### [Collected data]
===
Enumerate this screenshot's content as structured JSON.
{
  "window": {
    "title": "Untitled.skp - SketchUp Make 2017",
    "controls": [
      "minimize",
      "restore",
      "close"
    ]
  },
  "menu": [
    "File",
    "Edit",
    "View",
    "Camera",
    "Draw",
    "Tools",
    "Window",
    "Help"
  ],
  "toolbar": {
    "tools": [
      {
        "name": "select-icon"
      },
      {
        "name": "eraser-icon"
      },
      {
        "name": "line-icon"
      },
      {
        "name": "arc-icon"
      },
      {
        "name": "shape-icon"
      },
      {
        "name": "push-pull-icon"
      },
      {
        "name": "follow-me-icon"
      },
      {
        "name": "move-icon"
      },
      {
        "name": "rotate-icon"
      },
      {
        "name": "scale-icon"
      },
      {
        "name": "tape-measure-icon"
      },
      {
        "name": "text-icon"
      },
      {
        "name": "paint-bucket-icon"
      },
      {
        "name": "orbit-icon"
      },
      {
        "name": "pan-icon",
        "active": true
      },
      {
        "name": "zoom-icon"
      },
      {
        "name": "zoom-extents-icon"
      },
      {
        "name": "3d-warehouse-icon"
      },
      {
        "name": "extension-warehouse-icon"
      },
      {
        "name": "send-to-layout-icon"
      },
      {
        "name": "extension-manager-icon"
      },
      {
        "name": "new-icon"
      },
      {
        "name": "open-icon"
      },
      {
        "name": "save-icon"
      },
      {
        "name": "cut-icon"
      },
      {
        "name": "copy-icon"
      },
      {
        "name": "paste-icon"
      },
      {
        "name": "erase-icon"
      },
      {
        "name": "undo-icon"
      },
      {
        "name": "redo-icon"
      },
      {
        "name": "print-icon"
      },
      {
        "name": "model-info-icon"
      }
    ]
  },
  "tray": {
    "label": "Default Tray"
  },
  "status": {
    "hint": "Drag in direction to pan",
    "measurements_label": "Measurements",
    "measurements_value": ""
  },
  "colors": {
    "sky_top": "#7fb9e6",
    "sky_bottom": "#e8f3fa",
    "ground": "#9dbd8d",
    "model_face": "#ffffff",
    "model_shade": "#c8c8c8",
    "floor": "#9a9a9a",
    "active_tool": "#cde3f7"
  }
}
===
### [WHAT THE TASK ASKS]
Return all of the entries exactly as they were supplied.

### [TASK RESPONSE]
Enumerate this screenshot's content as structured JSON.
{
  "window": {
    "title": "Untitled.skp - SketchUp Make 2017",
    "controls": [
      "minimize",
      "restore",
      "close"
    ]
  },
  "menu": [
    "File",
    "Edit",
    "View",
    "Camera",
    "Draw",
    "Tools",
    "Window",
    "Help"
  ],
  "toolbar": {
    "tools": [
      {
        "name": "select-icon"
      },
      {
        "name": "eraser-icon"
      },
      {
        "name": "line-icon"
      },
      {
        "name": "arc-icon"
      },
      {
        "name": "shape-icon"
      },
      {
        "name": "push-pull-icon"
      },
      {
        "name": "follow-me-icon"
      },
      {
        "name": "move-icon"
      },
      {
        "name": "rotate-icon"
      },
      {
        "name": "scale-icon"
      },
      {
        "name": "tape-measure-icon"
      },
      {
        "name": "text-icon"
      },
      {
        "name": "paint-bucket-icon"
      },
      {
        "name": "orbit-icon"
      },
      {
        "name": "pan-icon",
        "active": true
      },
      {
        "name": "zoom-icon"
      },
      {
        "name": "zoom-extents-icon"
      },
      {
        "name": "3d-warehouse-icon"
      },
      {
        "name": "extension-warehouse-icon"
      },
      {
        "name": "send-to-layout-icon"
      },
      {
        "name": "extension-manager-icon"
      },
      {
        "name": "new-icon"
      },
      {
        "name": "open-icon"
      },
      {
        "name": "save-icon"
      },
      {
        "name": "cut-icon"
      },
      {
        "name": "copy-icon"
      },
      {
        "name": "paste-icon"
      },
      {
        "name": "erase-icon"
      },
      {
        "name": "undo-icon"
      },
      {
        "name": "redo-icon"
      },
      {
        "name": "print-icon"
      },
      {
        "name": "model-info-icon"
      }
    ]
  },
  "tray": {
    "label": "Default Tray"
  },
  "status": {
    "hint": "Drag in direction to pan",
    "measurements_label": "Measurements",
    "measurements_value": ""
  },
  "colors": {
    "sky_top": "#7fb9e6",
    "sky_bottom": "#e8f3fa",
    "ground": "#9dbd8d",
    "model_face": "#ffffff",
    "model_shade": "#c8c8c8",
    "floor": "#9a9a9a",
    "active_tool": "#cde3f7"
  }
}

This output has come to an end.